▶ [EXERCISE REQUIREMENTS]: Drop every picture, then transcribe the remaining data exactly.

▶ [DATA PROVIDED]:
----------
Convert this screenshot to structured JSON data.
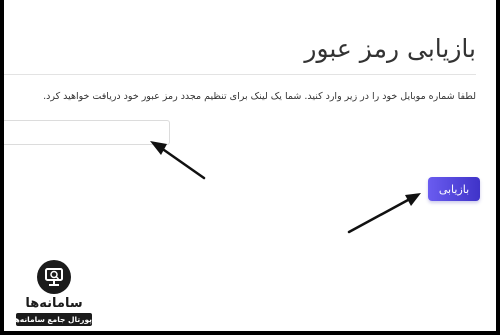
{
  "page": {
    "title": "بازیابی رمز عبور",
    "instruction": "لطفا شماره موبایل خود را در زیر وارد کنید. شما یک لینک برای تنظیم مجدد رمز عبور خود دریافت خواهید کرد."
  },
  "form": {
    "phone_value": "",
    "phone_placeholder": "",
    "submit_label": "بازیابی"
  },
  "logo": {
    "name": "سامانه‌ها",
    "tagline": "پورتال جامع سامانه‌ها"
  },
  "colors": {
    "accent": "#5546e0",
    "annotation_arrow": "#111111"
  }
}
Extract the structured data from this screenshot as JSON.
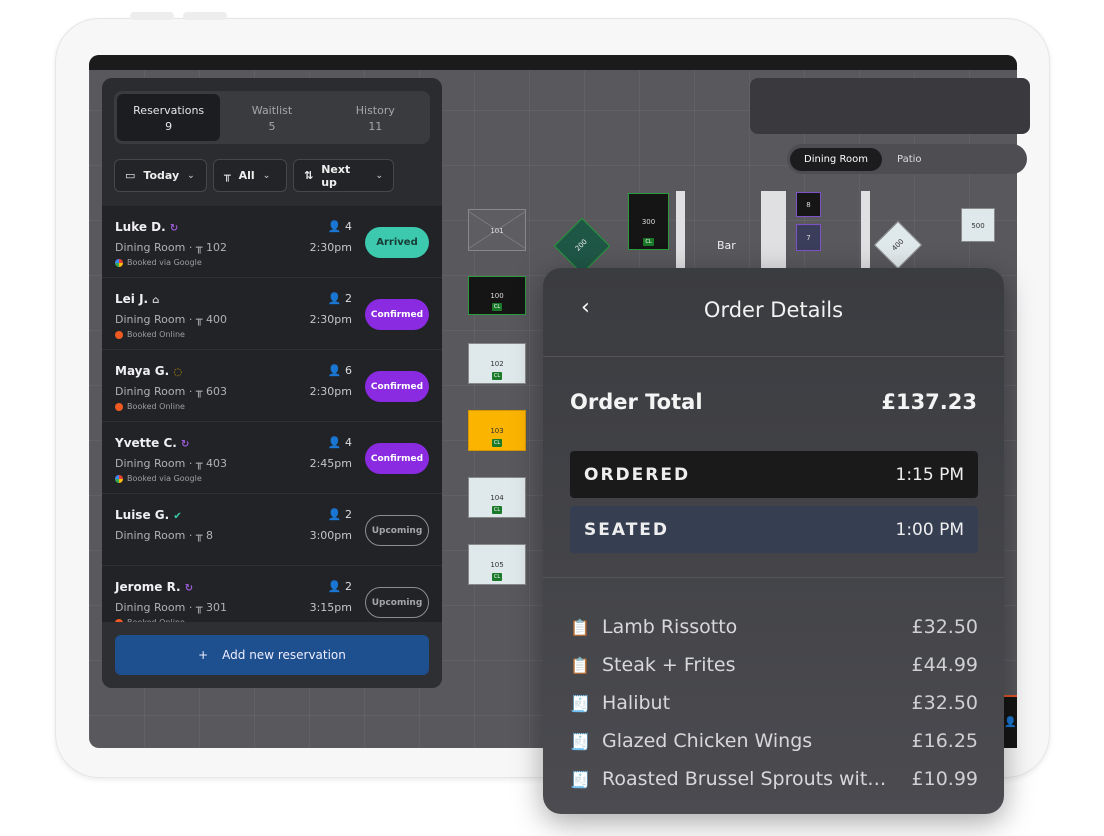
{
  "reservations_panel": {
    "tabs": [
      {
        "label": "Reservations",
        "count": "9"
      },
      {
        "label": "Waitlist",
        "count": "5"
      },
      {
        "label": "History",
        "count": "11"
      }
    ],
    "filters": [
      {
        "label": "Today",
        "icon": "calendar-icon"
      },
      {
        "label": "All",
        "icon": "table-icon"
      },
      {
        "label": "Next up",
        "icon": "sort-icon"
      }
    ],
    "rows": [
      {
        "name": "Luke D.",
        "area": "Dining Room ·",
        "table": "102",
        "party": "4",
        "time": "2:30pm",
        "source": "Booked via Google",
        "status": "Arrived",
        "tag_icon": "recurring-icon"
      },
      {
        "name": "Lei J.",
        "area": "Dining Room ·",
        "table": "400",
        "party": "2",
        "time": "2:30pm",
        "source": "Booked Online",
        "status": "Confirmed",
        "tag_icon": "birthday-cake-icon"
      },
      {
        "name": "Maya G.",
        "area": "Dining Room ·",
        "table": "603",
        "party": "6",
        "time": "2:30pm",
        "source": "Booked Online",
        "status": "Confirmed",
        "tag_icon": "message-icon"
      },
      {
        "name": "Yvette C.",
        "area": "Dining Room ·",
        "table": "403",
        "party": "4",
        "time": "2:45pm",
        "source": "Booked via Google",
        "status": "Confirmed",
        "tag_icon": "recurring-icon"
      },
      {
        "name": "Luise G.",
        "area": "Dining Room ·",
        "table": "8",
        "party": "2",
        "time": "3:00pm",
        "source": "",
        "status": "Upcoming",
        "tag_icon": "verified-icon"
      },
      {
        "name": "Jerome R.",
        "area": "Dining Room ·",
        "table": "301",
        "party": "2",
        "time": "3:15pm",
        "source": "Booked Online",
        "status": "Upcoming",
        "tag_icon": "recurring-icon"
      }
    ],
    "add_button": "Add new reservation",
    "status_colors": {
      "Arrived": "#3cc9ad",
      "Confirmed": "#8a2be2",
      "Upcoming": "#8c8d91"
    }
  },
  "floor": {
    "room_tabs": [
      "Dining Room",
      "Patio"
    ],
    "bar_label": "Bar",
    "tables": [
      "101",
      "200",
      "300",
      "100",
      "102",
      "103",
      "104",
      "105",
      "8",
      "7",
      "400",
      "500"
    ],
    "cl_tag": "CL"
  },
  "order_details": {
    "title": "Order Details",
    "total_label": "Order Total",
    "total": "£137.23",
    "ordered_label": "ORDERED",
    "ordered_time": "1:15 PM",
    "seated_label": "SEATED",
    "seated_time": "1:00 PM",
    "items": [
      {
        "name": "Lamb Rissotto",
        "price": "£32.50",
        "state": "sent"
      },
      {
        "name": "Steak + Frites",
        "price": "£44.99",
        "state": "sent"
      },
      {
        "name": "Halibut",
        "price": "£32.50",
        "state": "served"
      },
      {
        "name": "Glazed Chicken Wings",
        "price": "£16.25",
        "state": "served"
      },
      {
        "name": "Roasted Brussel Sprouts with Bacon",
        "price": "£10.99",
        "state": "served"
      }
    ]
  }
}
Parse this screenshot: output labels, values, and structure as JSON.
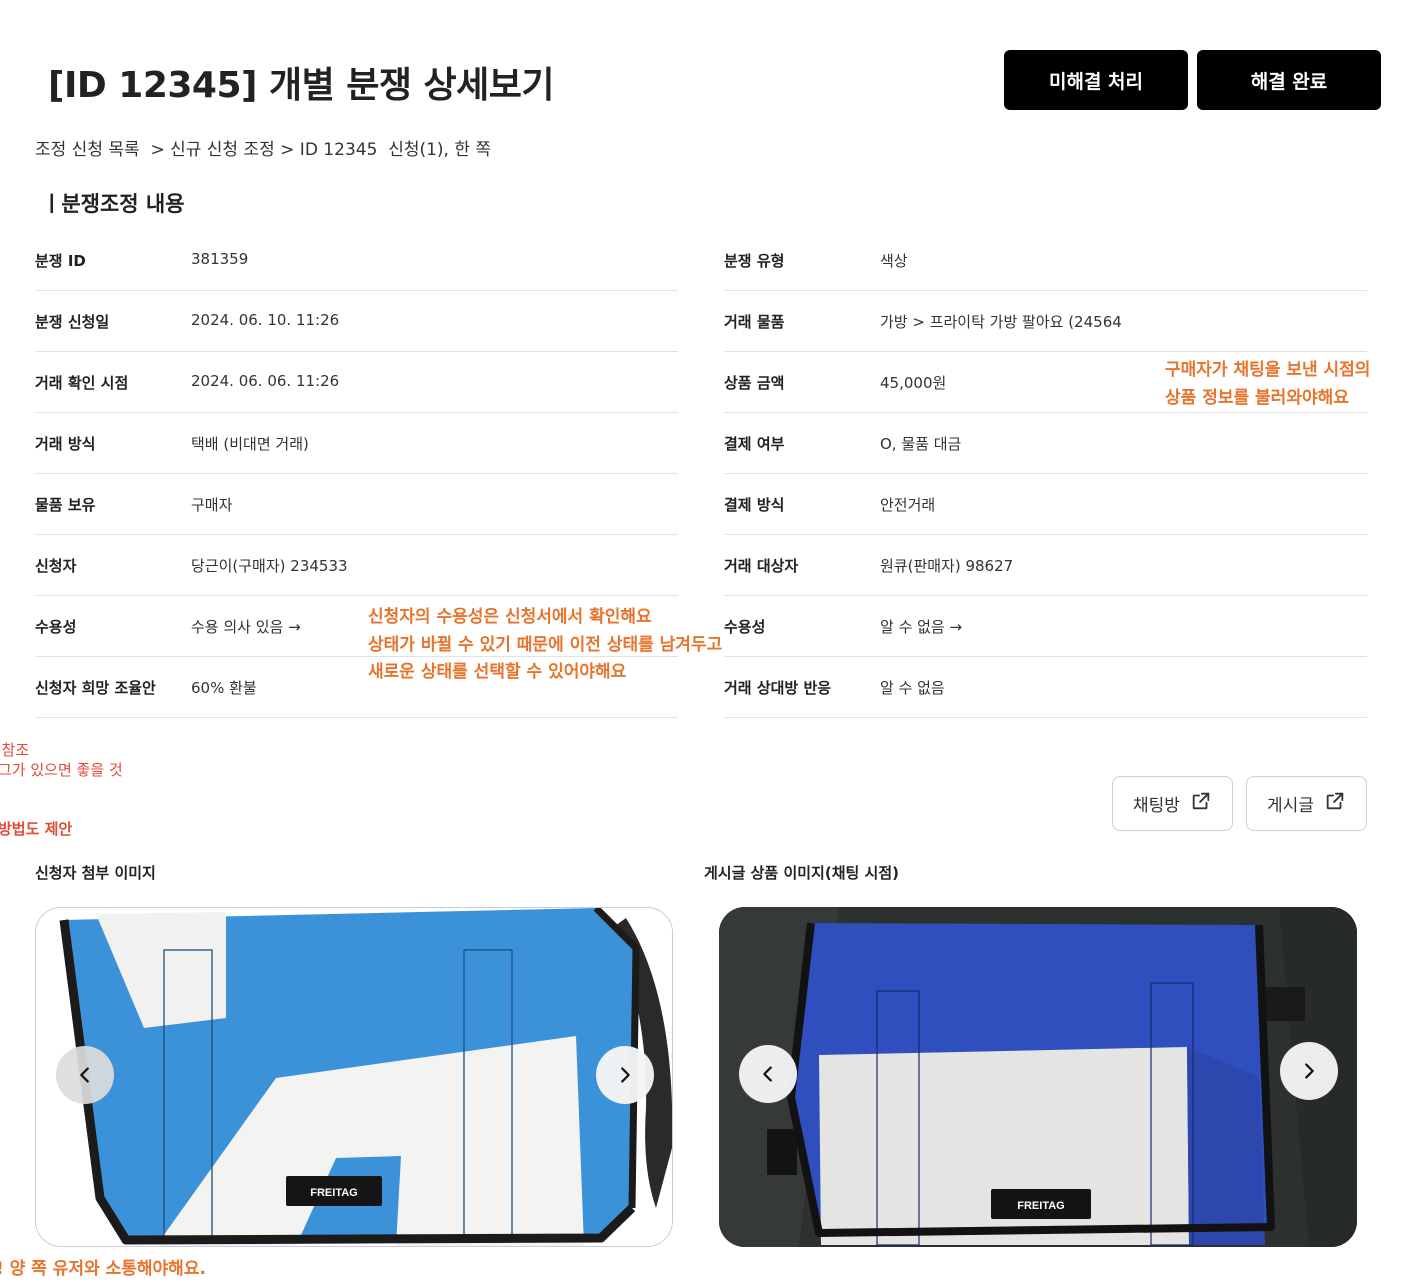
{
  "header": {
    "title": "[ID 12345] 개별 분쟁 상세보기",
    "unresolved_button": "미해결 처리",
    "resolved_button": "해결 완료"
  },
  "breadcrumb": "조정 신청 목록  > 신규 신청 조정 > ID 12345  신청(1), 한 쪽",
  "section_title": "ㅣ분쟁조정 내용",
  "left_rows": [
    {
      "label": "분쟁 ID",
      "value": "381359"
    },
    {
      "label": "분쟁 신청일",
      "value": "2024. 06. 10. 11:26"
    },
    {
      "label": "거래 확인 시점",
      "value": "2024. 06. 06. 11:26"
    },
    {
      "label": "거래 방식",
      "value": "택배 (비대면 거래)"
    },
    {
      "label": "물품 보유",
      "value": "구매자"
    },
    {
      "label": "신청자",
      "value": "당근이(구매자) 234533"
    },
    {
      "label": "수용성",
      "value": "수용 의사 있음 →"
    },
    {
      "label": "신청자 희망 조율안",
      "value": "60% 환불"
    }
  ],
  "right_rows": [
    {
      "label": "분쟁 유형",
      "value": "색상"
    },
    {
      "label": "거래 물품",
      "value": "가방 > 프라이탁 가방 팔아요 (24564"
    },
    {
      "label": "상품 금액",
      "value": "45,000원"
    },
    {
      "label": "결제 여부",
      "value": "O, 물품 대금"
    },
    {
      "label": "결제 방식",
      "value": "안전거래"
    },
    {
      "label": "거래 대상자",
      "value": "원큐(판매자) 98627"
    },
    {
      "label": "수용성",
      "value": "알 수 없음 →"
    },
    {
      "label": "거래 상대방 반응",
      "value": "알 수 없음"
    }
  ],
  "notes": {
    "price_line1": "구매자가 채팅을 보낸 시점의",
    "price_line2": "상품  정보를 불러와야해요",
    "accept_line1": "신청자의 수용성은 신청서에서 확인해요",
    "accept_line2": "상태가 바뀔 수 있기 때문에 이전 상태를 남겨두고",
    "accept_line3": "새로운 상태를 선택할 수 있어야해요"
  },
  "side_notes": {
    "line1": "· 참조",
    "line2": "그가 있으면 좋을 것",
    "line3": "방법도 제안",
    "bottom": "! 양 쪽 유저와 소통해야해요."
  },
  "links": {
    "chat_label": "채팅방",
    "post_label": "게시글"
  },
  "images": {
    "applicant_label": "신청자 첨부 이미지",
    "post_label": "게시글 상품 이미지(채팅 시점)",
    "brand_text": "FREITAG"
  },
  "colors": {
    "note_orange": "#e8742c",
    "side_note_red": "#e24b3b",
    "bag_light_blue": "#3a8fd8",
    "bag_dark_blue": "#2f4fbf"
  },
  "icons": {
    "external_link": "external-link-icon",
    "prev": "chevron-left-icon",
    "next": "chevron-right-icon"
  }
}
----------
▶ [COMPLETE OUTPUT]:
Convert this screenshot to structured JSON data.
{
  "page": {
    "title": "بازیابی رمز عبور",
    "instruction": "لطفا شماره موبایل خود را در زیر وارد کنید. شما یک لینک برای تنظیم مجدد رمز عبور خود دریافت خواهید کرد."
  },
  "form": {
    "phone_value": "",
    "phone_placeholder": "",
    "submit_label": "بازیابی"
  },
  "logo": {
    "name": "سامانه‌ها",
    "tagline": "پورتال جامع سامانه‌ها"
  },
  "colors": {
    "accent": "#5546e0",
    "annotation_arrow": "#111111"
  }
}
Extract the structured data from this screenshot as JSON.
{
  "reservations_panel": {
    "tabs": [
      {
        "label": "Reservations",
        "count": "9"
      },
      {
        "label": "Waitlist",
        "count": "5"
      },
      {
        "label": "History",
        "count": "11"
      }
    ],
    "filters": [
      {
        "label": "Today",
        "icon": "calendar-icon"
      },
      {
        "label": "All",
        "icon": "table-icon"
      },
      {
        "label": "Next up",
        "icon": "sort-icon"
      }
    ],
    "rows": [
      {
        "name": "Luke D.",
        "area": "Dining Room ·",
        "table": "102",
        "party": "4",
        "time": "2:30pm",
        "source": "Booked via Google",
        "status": "Arrived",
        "tag_icon": "recurring-icon"
      },
      {
        "name": "Lei J.",
        "area": "Dining Room ·",
        "table": "400",
        "party": "2",
        "time": "2:30pm",
        "source": "Booked Online",
        "status": "Confirmed",
        "tag_icon": "birthday-cake-icon"
      },
      {
        "name": "Maya G.",
        "area": "Dining Room ·",
        "table": "603",
        "party": "6",
        "time": "2:30pm",
        "source": "Booked Online",
        "status": "Confirmed",
        "tag_icon": "message-icon"
      },
      {
        "name": "Yvette C.",
        "area": "Dining Room ·",
        "table": "403",
        "party": "4",
        "time": "2:45pm",
        "source": "Booked via Google",
        "status": "Confirmed",
        "tag_icon": "recurring-icon"
      },
      {
        "name": "Luise G.",
        "area": "Dining Room ·",
        "table": "8",
        "party": "2",
        "time": "3:00pm",
        "source": "",
        "status": "Upcoming",
        "tag_icon": "verified-icon"
      },
      {
        "name": "Jerome R.",
        "area": "Dining Room ·",
        "table": "301",
        "party": "2",
        "time": "3:15pm",
        "source": "Booked Online",
        "status": "Upcoming",
        "tag_icon": "recurring-icon"
      }
    ],
    "add_button": "Add new reservation",
    "status_colors": {
      "Arrived": "#3cc9ad",
      "Confirmed": "#8a2be2",
      "Upcoming": "#8c8d91"
    }
  },
  "floor": {
    "room_tabs": [
      "Dining Room",
      "Patio"
    ],
    "bar_label": "Bar",
    "tables": [
      "101",
      "200",
      "300",
      "100",
      "102",
      "103",
      "104",
      "105",
      "8",
      "7",
      "400",
      "500"
    ],
    "cl_tag": "CL"
  },
  "order_details": {
    "title": "Order Details",
    "total_label": "Order Total",
    "total": "£137.23",
    "ordered_label": "ORDERED",
    "ordered_time": "1:15 PM",
    "seated_label": "SEATED",
    "seated_time": "1:00 PM",
    "items": [
      {
        "name": "Lamb Rissotto",
        "price": "£32.50",
        "state": "sent"
      },
      {
        "name": "Steak + Frites",
        "price": "£44.99",
        "state": "sent"
      },
      {
        "name": "Halibut",
        "price": "£32.50",
        "state": "served"
      },
      {
        "name": "Glazed Chicken Wings",
        "price": "£16.25",
        "state": "served"
      },
      {
        "name": "Roasted Brussel Sprouts with Bacon",
        "price": "£10.99",
        "state": "served"
      }
    ]
  }
}
Parse this screenshot: output labels, values, and structure as JSON.
{
  "header": {
    "title": "[ID 12345] 개별 분쟁 상세보기",
    "unresolved_button": "미해결 처리",
    "resolved_button": "해결 완료"
  },
  "breadcrumb": "조정 신청 목록  > 신규 신청 조정 > ID 12345  신청(1), 한 쪽",
  "section_title": "ㅣ분쟁조정 내용",
  "left_rows": [
    {
      "label": "분쟁 ID",
      "value": "381359"
    },
    {
      "label": "분쟁 신청일",
      "value": "2024. 06. 10. 11:26"
    },
    {
      "label": "거래 확인 시점",
      "value": "2024. 06. 06. 11:26"
    },
    {
      "label": "거래 방식",
      "value": "택배 (비대면 거래)"
    },
    {
      "label": "물품 보유",
      "value": "구매자"
    },
    {
      "label": "신청자",
      "value": "당근이(구매자) 234533"
    },
    {
      "label": "수용성",
      "value": "수용 의사 있음 →"
    },
    {
      "label": "신청자 희망 조율안",
      "value": "60% 환불"
    }
  ],
  "right_rows": [
    {
      "label": "분쟁 유형",
      "value": "색상"
    },
    {
      "label": "거래 물품",
      "value": "가방 > 프라이탁 가방 팔아요 (24564"
    },
    {
      "label": "상품 금액",
      "value": "45,000원"
    },
    {
      "label": "결제 여부",
      "value": "O, 물품 대금"
    },
    {
      "label": "결제 방식",
      "value": "안전거래"
    },
    {
      "label": "거래 대상자",
      "value": "원큐(판매자) 98627"
    },
    {
      "label": "수용성",
      "value": "알 수 없음 →"
    },
    {
      "label": "거래 상대방 반응",
      "value": "알 수 없음"
    }
  ],
  "notes": {
    "price_line1": "구매자가 채팅을 보낸 시점의",
    "price_line2": "상품  정보를 불러와야해요",
    "accept_line1": "신청자의 수용성은 신청서에서 확인해요",
    "accept_line2": "상태가 바뀔 수 있기 때문에 이전 상태를 남겨두고",
    "accept_line3": "새로운 상태를 선택할 수 있어야해요"
  },
  "side_notes": {
    "line1": "· 참조",
    "line2": "그가 있으면 좋을 것",
    "line3": "방법도 제안",
    "bottom": "! 양 쪽 유저와 소통해야해요."
  },
  "links": {
    "chat_label": "채팅방",
    "post_label": "게시글"
  },
  "images": {
    "applicant_label": "신청자 첨부 이미지",
    "post_label": "게시글 상품 이미지(채팅 시점)",
    "brand_text": "FREITAG"
  },
  "colors": {
    "note_orange": "#e8742c",
    "side_note_red": "#e24b3b",
    "bag_light_blue": "#3a8fd8",
    "bag_dark_blue": "#2f4fbf"
  },
  "icons": {
    "external_link": "external-link-icon",
    "prev": "chevron-left-icon",
    "next": "chevron-right-icon"
  }
}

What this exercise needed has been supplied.